Problem requirements
Where a line of the data below has the string "archivos", copy that line.

Supplied records
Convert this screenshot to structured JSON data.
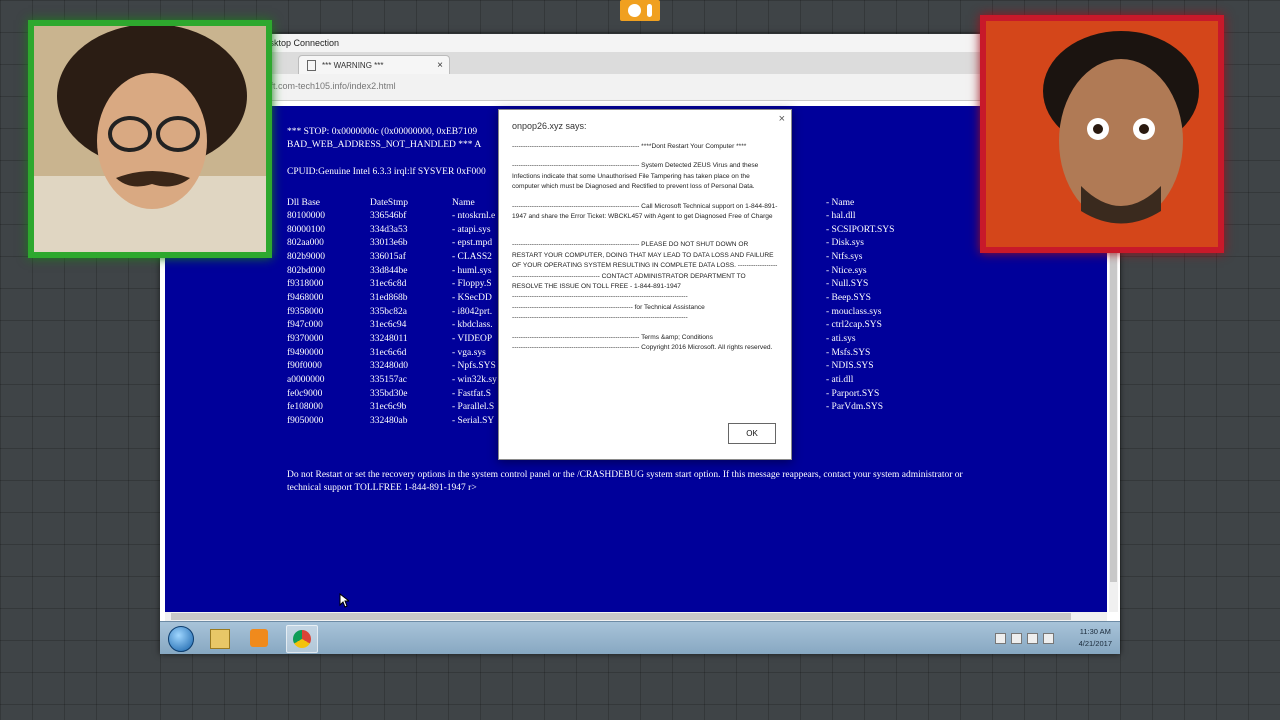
{
  "browser": {
    "window_title": "Desktop Connection",
    "tab_title": "*** WARNING ***",
    "url": "osoft.com-tech105.info/index2.html"
  },
  "bsod": {
    "line1": "*** STOP: 0x0000000c (0x00000000, 0xEB7109",
    "line2": "BAD_WEB_ADDRESS_NOT_HANDLED *** A",
    "line3": "CPUID:Genuine Intel 6.3.3 irql:lf SYSVER 0xF000",
    "headers": {
      "dll_base": "Dll Base",
      "date_stamp": "DateStmp",
      "name": "Name",
      "name2": "- Name"
    },
    "dll_base": [
      "80100000",
      "80000100",
      "802aa000",
      "802b9000",
      "802bd000",
      "f9318000",
      "f9468000",
      "f9358000",
      "f947c000",
      "f9370000",
      "f9490000",
      "f90f0000",
      "a0000000",
      "fe0c9000",
      "fe108000",
      "f9050000"
    ],
    "date_stamp": [
      "336546bf",
      "334d3a53",
      "33013e6b",
      "336015af",
      "33d844be",
      "31ec6c8d",
      "31ed868b",
      "335bc82a",
      "31ec6c94",
      "33248011",
      "31ec6c6d",
      "332480d0",
      "335157ac",
      "335bd30e",
      "31ec6c9b",
      "332480ab"
    ],
    "name_col": [
      "- ntoskrnl.e",
      "- atapi.sys",
      "- epst.mpd",
      "- CLASS2",
      "- huml.sys",
      "- Floppy.S",
      "- KSecDD",
      "- i8042prt.",
      "- kbdclass.",
      "- VIDEOP",
      "- vga.sys",
      "- Npfs.SYS",
      "- win32k.sy",
      "- Fastfat.S",
      "- Parallel.S",
      "- Serial.SY"
    ],
    "name_col2": [
      "- hal.dll",
      "- SCSIPORT.SYS",
      "- Disk.sys",
      "- Ntfs.sys",
      "- Ntice.sys",
      "- Null.SYS",
      "- Beep.SYS",
      "- mouclass.sys",
      "- ctrl2cap.SYS",
      "- ati.sys",
      "- Msfs.SYS",
      "- NDIS.SYS",
      "- ati.dll",
      "- Parport.SYS",
      "- ParVdm.SYS"
    ],
    "footer1": "Do not Restart or set the recovery options in the system control panel or the /CRASHDEBUG system start option. If this message reappears, contact your system administrator or",
    "footer2": "technical support TOLLFREE 1-844-891-1947 r>"
  },
  "dialog": {
    "title": "onpop26.xyz says:",
    "close": "×",
    "p1": "---------------------------------------------------------- ****Dont Restart Your Computer ****",
    "p2": "---------------------------------------------------------- System Detected ZEUS Virus and these Infections indicate that some Unauthorised File Tampering has taken place on the computer which must be Diagnosed and Rectified to prevent loss of Personal Data.",
    "p3": "---------------------------------------------------------- Call Microsoft Technical support on 1-844-891-1947 and share the Error Ticket: WBCKL457 with Agent to get Diagnosed Free of Charge",
    "p4": "---------------------------------------------------------- PLEASE DO NOT SHUT DOWN OR RESTART YOUR COMPUTER, DOING THAT MAY LEAD TO DATA LOSS AND FAILURE OF YOUR OPERATING SYSTEM RESULTING IN COMPLETE DATA LOSS. ---------------------------------------------------------- CONTACT ADMINISTRATOR DEPARTMENT TO RESOLVE THE ISSUE ON TOLL FREE - 1-844-891-1947",
    "p5": "--------------------------------------------------------------------------------",
    "p6": "------------------------------------------------------- for Technical Assistance",
    "p7": "--------------------------------------------------------------------------------",
    "p8": "---------------------------------------------------------- Terms &amp; Conditions",
    "p9": "---------------------------------------------------------- Copyright 2016 Microsoft. All rights reserved.",
    "ok_label": "OK"
  },
  "taskbar": {
    "apps": [
      "windows-start-icon",
      "file-explorer-icon",
      "media-player-icon",
      "chrome-icon"
    ],
    "time": "11:30 AM",
    "date": "4/21/2017"
  },
  "colors": {
    "bsod_blue": "#00009a",
    "cam_left_border": "#2ea82e",
    "cam_right_border": "#c8192a"
  }
}
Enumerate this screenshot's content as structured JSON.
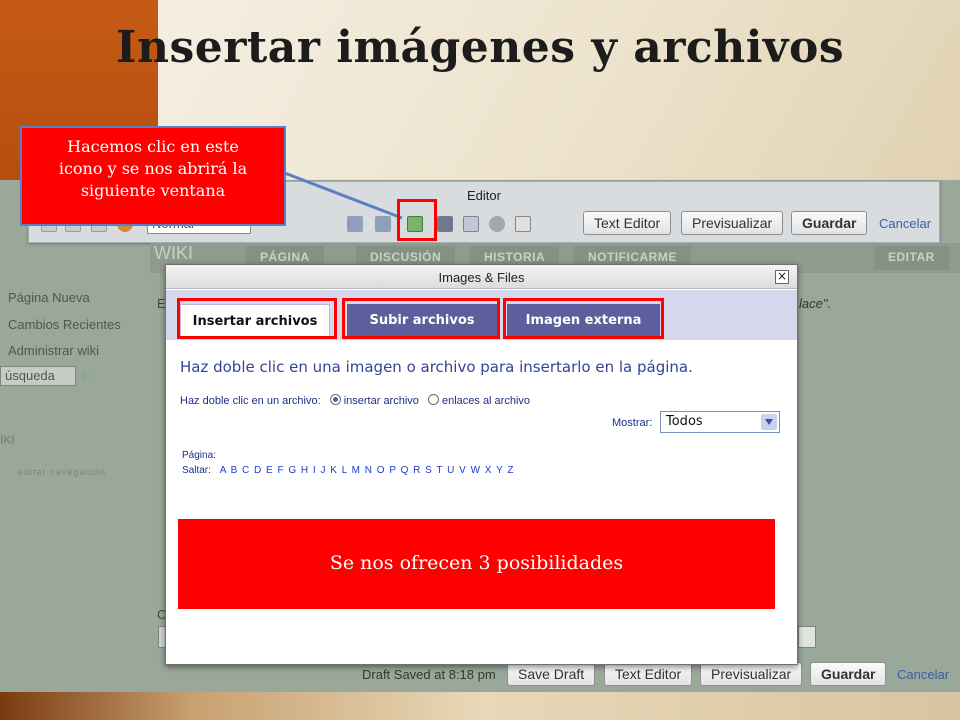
{
  "slide": {
    "title": "Insertar imágenes y archivos"
  },
  "callout": {
    "line1": "Hacemos clic en este",
    "line2": "icono y se nos abrirá la",
    "line3": "siguiente ventana"
  },
  "banner": {
    "text": "Se nos ofrecen 3 posibilidades"
  },
  "editor": {
    "title": "Editor",
    "format_value": "Normal",
    "text_editor_label": "Text Editor",
    "preview_label": "Previsualizar",
    "save_label": "Guardar",
    "cancel_label": "Cancelar"
  },
  "wiki": {
    "logo": "WIKI",
    "tabs": [
      "PÁGINA",
      "DISCUSIÓN",
      "HISTORIA",
      "NOTIFICARME"
    ],
    "edit_tab": "EDITAR",
    "sidebar": [
      "Página Nueva",
      "Cambios Recientes",
      "Administrar wiki"
    ],
    "search_value": "úsqueda",
    "side_wiki_label": "IKI",
    "side_note": "editar navegación",
    "partial_text_left": "E",
    "partial_text_right": "lace\".",
    "bottom_c": "C",
    "draft_saved": "Draft Saved at 8:18 pm",
    "save_draft_label": "Save Draft",
    "text_editor_label": "Text Editor",
    "preview_label": "Previsualizar",
    "save_label": "Guardar",
    "cancel_label": "Cancelar"
  },
  "dialog": {
    "title": "Images & Files",
    "close_glyph": "×",
    "tabs": [
      {
        "label": "Insertar archivos",
        "active": true
      },
      {
        "label": "Subir archivos",
        "active": false
      },
      {
        "label": "Imagen externa",
        "active": false
      }
    ],
    "instruction": "Haz doble clic en una imagen o archivo para insertarlo en la página.",
    "radio_prompt": "Haz doble clic en un archivo:",
    "radio_options": [
      {
        "label": "insertar archivo",
        "checked": true
      },
      {
        "label": "enlaces al archivo",
        "checked": false
      }
    ],
    "show_label": "Mostrar:",
    "show_value": "Todos",
    "page_label": "Página:",
    "jump_label": "Saltar:",
    "jump_letters": "A B C D E F G H I J K L M N O P Q R S T U V W X Y Z"
  },
  "colors": {
    "highlight": "#ff0000",
    "tab_inactive": "#5d5f9c",
    "link_blue": "#1e3bd0"
  }
}
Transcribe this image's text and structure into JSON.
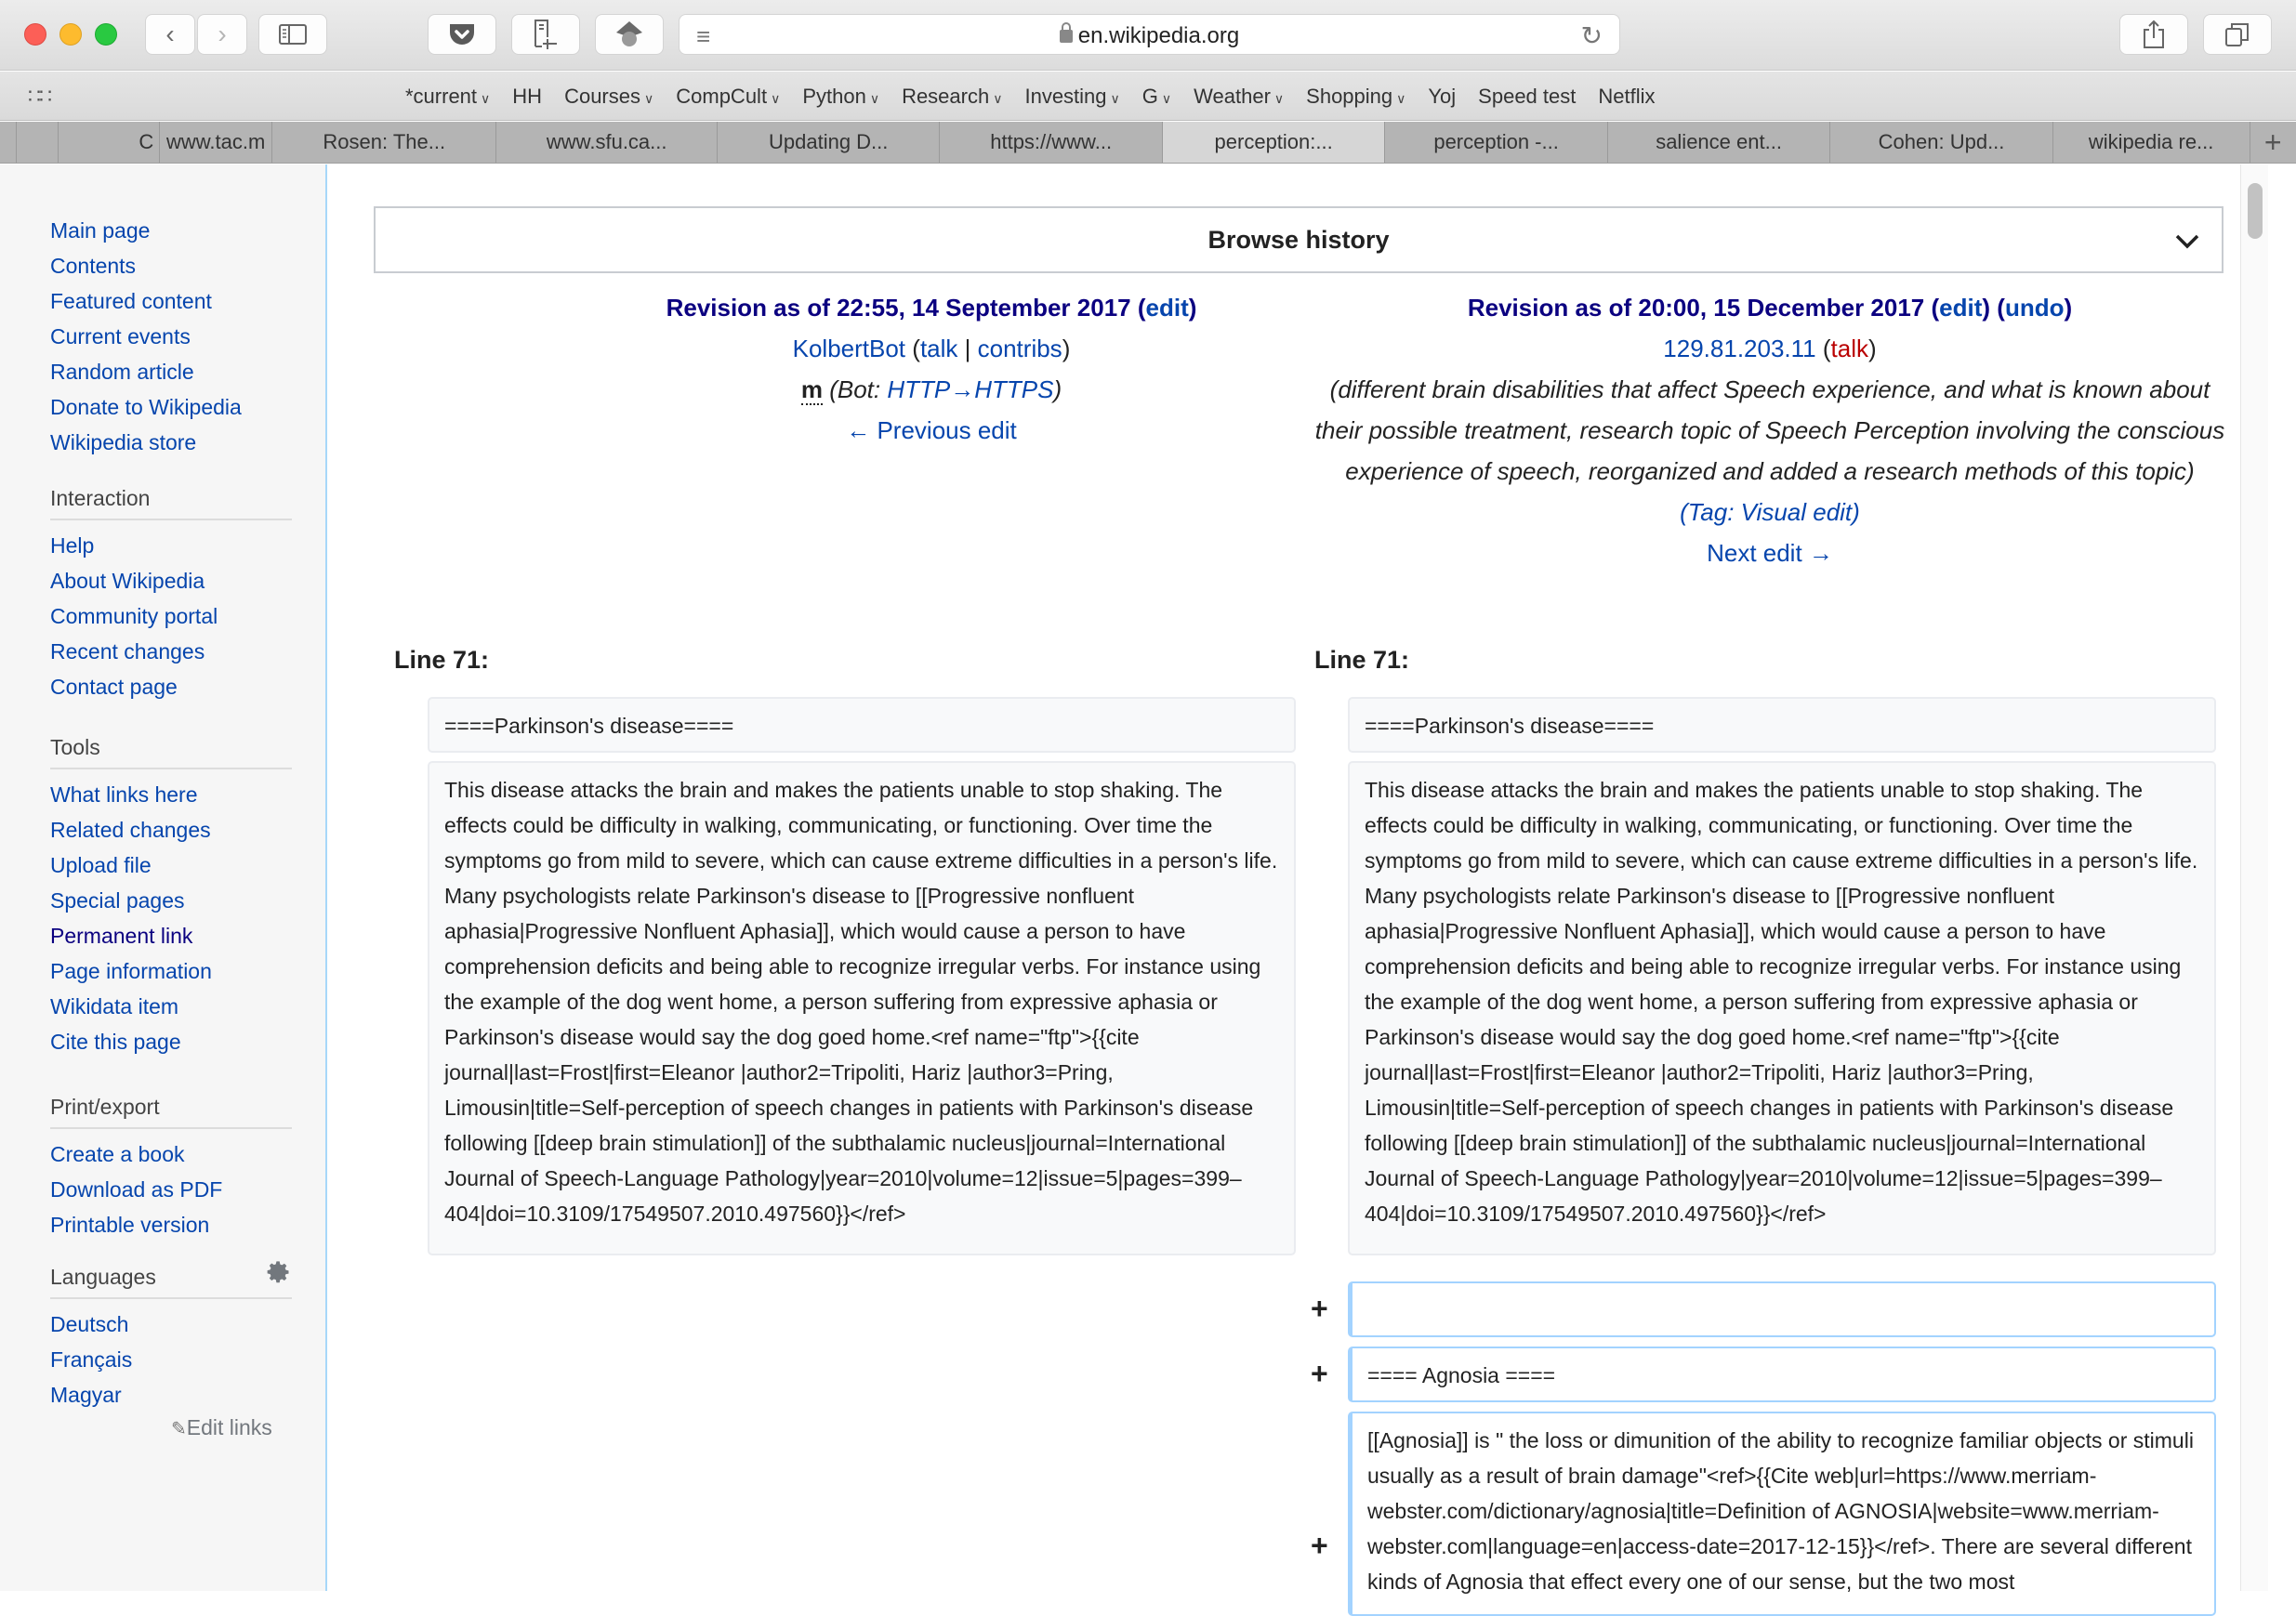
{
  "browser": {
    "url_host": "en.wikipedia.org",
    "toolbar_icons": [
      "back-icon",
      "forward-icon",
      "sidebar-icon",
      "pocket-icon",
      "add-note-icon",
      "extension-icon",
      "reader-icon",
      "reload-icon",
      "share-icon",
      "tabs-overview-icon"
    ],
    "bookmarks": [
      {
        "label": "*current",
        "dropdown": true
      },
      {
        "label": "HH",
        "dropdown": false
      },
      {
        "label": "Courses",
        "dropdown": true
      },
      {
        "label": "CompCult",
        "dropdown": true
      },
      {
        "label": "Python",
        "dropdown": true
      },
      {
        "label": "Research",
        "dropdown": true
      },
      {
        "label": "Investing",
        "dropdown": true
      },
      {
        "label": "G",
        "dropdown": true
      },
      {
        "label": "Weather",
        "dropdown": true
      },
      {
        "label": "Shopping",
        "dropdown": true
      },
      {
        "label": "Yoj",
        "dropdown": false
      },
      {
        "label": "Speed test",
        "dropdown": false
      },
      {
        "label": "Netflix",
        "dropdown": false
      }
    ],
    "tabs": [
      {
        "label": ""
      },
      {
        "label": ""
      },
      {
        "label": "C"
      },
      {
        "label": "www.tac.m"
      },
      {
        "label": "Rosen: The..."
      },
      {
        "label": "www.sfu.ca..."
      },
      {
        "label": "Updating D..."
      },
      {
        "label": "https://www..."
      },
      {
        "label": "perception:...",
        "active": true
      },
      {
        "label": "perception -..."
      },
      {
        "label": "salience ent..."
      },
      {
        "label": "Cohen: Upd..."
      },
      {
        "label": "wikipedia re..."
      }
    ],
    "new_tab_label": "+"
  },
  "sidebar": {
    "nav": [
      "Main page",
      "Contents",
      "Featured content",
      "Current events",
      "Random article",
      "Donate to Wikipedia",
      "Wikipedia store"
    ],
    "interaction": {
      "heading": "Interaction",
      "items": [
        "Help",
        "About Wikipedia",
        "Community portal",
        "Recent changes",
        "Contact page"
      ]
    },
    "tools": {
      "heading": "Tools",
      "items": [
        "What links here",
        "Related changes",
        "Upload file",
        "Special pages",
        "Permanent link",
        "Page information",
        "Wikidata item",
        "Cite this page"
      ]
    },
    "print": {
      "heading": "Print/export",
      "items": [
        "Create a book",
        "Download as PDF",
        "Printable version"
      ]
    },
    "languages": {
      "heading": "Languages",
      "items": [
        "Deutsch",
        "Français",
        "Magyar"
      ],
      "edit_links": "Edit links"
    }
  },
  "browse_history": {
    "label": "Browse history"
  },
  "left_revision": {
    "title": "Revision as of 22:55, 14 September 2017",
    "edit": "edit",
    "user": "KolbertBot",
    "talk": "talk",
    "separator": "|",
    "contribs": "contribs",
    "minor": "m",
    "summary_prefix": "(Bot: ",
    "summary_link": "HTTP→HTTPS",
    "summary_suffix": ")",
    "nav_link": "← Previous edit"
  },
  "right_revision": {
    "title": "Revision as of 20:00, 15 December 2017",
    "edit": "edit",
    "undo": "undo",
    "user": "129.81.203.11",
    "talk": "talk",
    "summary": "(different brain disabilities that affect Speech experience, and what is known about their possible treatment, research topic of Speech Perception involving the conscious experience of speech, reorganized and added a research methods of this topic)",
    "tag_prefix": "(Tag: ",
    "tag_link": "Visual edit",
    "tag_suffix": ")",
    "nav_link": "Next edit →"
  },
  "diff": {
    "left_line": "Line 71:",
    "right_line": "Line 71:",
    "context_heading": "====Parkinson's disease====",
    "context_paragraph": "This disease attacks the brain and makes the patients unable to stop shaking. The effects could be difficulty in walking, communicating, or functioning. Over time the symptoms go from mild to severe, which can cause extreme difficulties in a person's life. Many psychologists relate Parkinson's disease to [[Progressive nonfluent aphasia|Progressive Nonfluent Aphasia]], which would cause a person to have comprehension deficits and being able to recognize irregular verbs. For instance using the example of the dog went home, a person suffering from expressive aphasia or Parkinson's disease would say the dog goed home.<ref name=\"ftp\">{{cite journal|last=Frost|first=Eleanor |author2=Tripoliti, Hariz |author3=Pring, Limousin|title=Self-perception of speech changes in patients with Parkinson's disease following [[deep brain stimulation]] of the subthalamic nucleus|journal=International Journal of Speech-Language Pathology|year=2010|volume=12|issue=5|pages=399–404|doi=10.3109/17549507.2010.497560}}</ref>",
    "added_marker": "+",
    "added": [
      "",
      "==== Agnosia ====",
      "[[Agnosia]] is \" the loss or dimunition of the ability to recognize familiar objects or stimuli usually as a result of brain damage\"<ref>{{Cite web|url=https://www.merriam-webster.com/dictionary/agnosia|title=Definition of AGNOSIA|website=www.merriam-webster.com|language=en|access-date=2017-12-15}}</ref>. There are several different kinds of Agnosia that effect every one of our sense, but the two most"
    ]
  },
  "colors": {
    "link": "#0645ad",
    "visited_link": "#0b0080",
    "new_link": "#ba0000",
    "added_border": "#a3d3ff",
    "context_bg": "#f8f9fa"
  }
}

Solution for this problem
    "title": "Insertar imágenes y archivos"
        "label": "Insertar archivos",
        "label": "Subir archivos",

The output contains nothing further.